• [Text for analysis]
########

Oncological and reproductive outcomes of conization combined with pelvic node evaluation in patients with early-stage cervical cancer: a systematic review and meta-analysis

Objective: This study aims to preliminarily assess the oncological and reproductive outcomes of fertility preservation treatment using conization combined with pelvic node evaluation in young patients with early-stage cervical cancer (ECC) through meta-analysis.

Methods: In this meta-analysis, we analyzed studies published in PubMed, Embase, Cochrane Central Register of Controlled Trials (CENTRAL), International Clinical Trials Registry Platform (ICTRP), and Clinical Trials. gov that appeared in our search from inception to 0 7/02/2023.

Results: There were 17 relevant studies with a total of 620 patients included, of which 444 patients received conization combined with pelvic node evaluation. The combined pregnancy rate was 45.4% (95% CI: 0.34–0.57), the combined live birth rate was 33.9% (95% CI: 0.26–0.42), the combined miscarriage rate was 4.8% (95% CI: 0.02–0.092), the combined preterm delivery rate was 5.1% (95% CI: 0.02–0.092), and the combined recurrence rate was 1.9% (95% CI: 0.006–0.035), which did not significantly differ from that of patients who received radical surgery (OR: 0.689, 95% CI: 0.506–0.938).

Conclusion: Cervical conization combined with pelvic lymph node evaluation for fertility preservation in young ECC patients can achieve oncological outcomes similar to radical surgery while improving pregnancy success rates and preserving postoperative fertility. In summary, fertility preservation treatment using cervical conization combined with pelvic lymph node evaluation may be considered as a viable option for young ECC patients with strong fertility preservation desire, resulting in better pregnancy and live birth outcomes.

Systematic review registration: https://www.crd.york.ac.uk/PROSPERO/#myprospero, identifier PROSPERO (CRD42023423432).

########

• [Instructions for the task]
Continue the abstract on conization with pelvic node evaluation for early-stage cervical cancer, starting right after its final line (the PROSPERO registration).

########

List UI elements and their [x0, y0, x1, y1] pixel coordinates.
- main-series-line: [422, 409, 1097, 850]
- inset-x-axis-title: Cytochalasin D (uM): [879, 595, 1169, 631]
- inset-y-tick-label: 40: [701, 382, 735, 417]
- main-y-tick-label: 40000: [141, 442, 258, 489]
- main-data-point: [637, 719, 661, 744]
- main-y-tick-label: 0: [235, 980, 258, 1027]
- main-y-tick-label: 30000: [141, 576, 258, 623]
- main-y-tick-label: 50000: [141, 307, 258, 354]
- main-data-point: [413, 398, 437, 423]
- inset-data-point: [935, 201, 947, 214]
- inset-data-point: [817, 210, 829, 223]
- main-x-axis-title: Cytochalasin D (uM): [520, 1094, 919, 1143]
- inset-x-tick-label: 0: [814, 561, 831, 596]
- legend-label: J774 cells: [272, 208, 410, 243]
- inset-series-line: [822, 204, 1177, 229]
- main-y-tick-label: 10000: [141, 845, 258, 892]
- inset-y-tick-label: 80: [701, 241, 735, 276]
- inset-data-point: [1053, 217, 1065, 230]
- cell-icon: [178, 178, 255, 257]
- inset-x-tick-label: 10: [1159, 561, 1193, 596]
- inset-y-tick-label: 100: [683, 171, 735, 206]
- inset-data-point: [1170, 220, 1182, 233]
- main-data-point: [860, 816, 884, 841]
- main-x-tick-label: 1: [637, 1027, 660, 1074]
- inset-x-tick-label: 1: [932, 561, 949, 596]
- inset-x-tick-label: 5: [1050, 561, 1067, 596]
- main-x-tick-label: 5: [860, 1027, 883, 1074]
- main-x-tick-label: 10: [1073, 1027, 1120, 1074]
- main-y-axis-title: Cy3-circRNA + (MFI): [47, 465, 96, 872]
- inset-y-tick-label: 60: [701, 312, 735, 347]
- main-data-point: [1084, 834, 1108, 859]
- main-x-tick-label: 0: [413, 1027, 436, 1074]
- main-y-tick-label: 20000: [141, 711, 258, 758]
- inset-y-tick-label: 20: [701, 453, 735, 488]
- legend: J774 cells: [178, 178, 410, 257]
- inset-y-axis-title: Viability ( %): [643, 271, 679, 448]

########

• [Response area]
1 Introduction

Cervical cancer is the fourth most common female malignancy worldwide (1). With the widespread use of HPV and cervical cancer cell screening, the detection rate of early cervical cancer has greatly increased. At the same time, the morbidity of young patients is gradually increasing due to changes in social lifestyle. It has been reported that around 35% of cervical cancer patients are under 40 years old (2) and a considerable proportion of them have not completed childbirth or still have fertility requirements. Currently, first-line treatment advised by guidelines for ECC is radical hysterectomy with bilateral pelvic lymphadenectomy and/or sentinel lymph node (SLN) biopsy with or without salpingo-oophorectomy (3), which results in loss of fertility and is not acceptable for young patients.

In ECC, many studies have shown that the incidence of parametrial involvement (PI) is low in patients with tumor size < 2 cm, negative pelvic lymph nodes, and invasion depth < 10 mm (4, 5). This supports the use of simpler fertility-preserving surgical methods for young patients with small tumor volume and limited local lesions, further improving their quality of life. For women with ECC who want to preserve fertility, both FIGO and NCCN guidelines recommend conization with lymph node evaluation for stage IA1 no lymphovascular space invasion (LVSI), radical trachelectomy or conization with lymph node evaluation for stage IA1 with LVSI and stage IA2, or radical trachelectomy with lymph node evaluation for stage IB1 and selected IB2 (6, 7).

Dargent et al. published his experience of performing RT with laparoscopic pelvic lymph node dissection for young women with ECC in 1994 (8, 9). Some studies show that RT is a safe and feasible technique with similar oncological results to cervical conization, but it has a high rate of miscarriage and preterm labor during pregnancy (10, 11), which may impair postoperative reproductive outcomes. Several studies have reported that conization has generally favorable obstetric outcomes compared with RT (12, 13). Although current guidelines recommend the application of cervical conization in ECC, the safety, feasibility, and treatment outcome of conization combined with lymph node evaluation in patients with ECC have not been fully evaluated.

We conducted a systematic review to evaluate the oncological and fertility outcomes of using cervix conization combined with pelvic lymph node evaluation surgery to treat ECC patients.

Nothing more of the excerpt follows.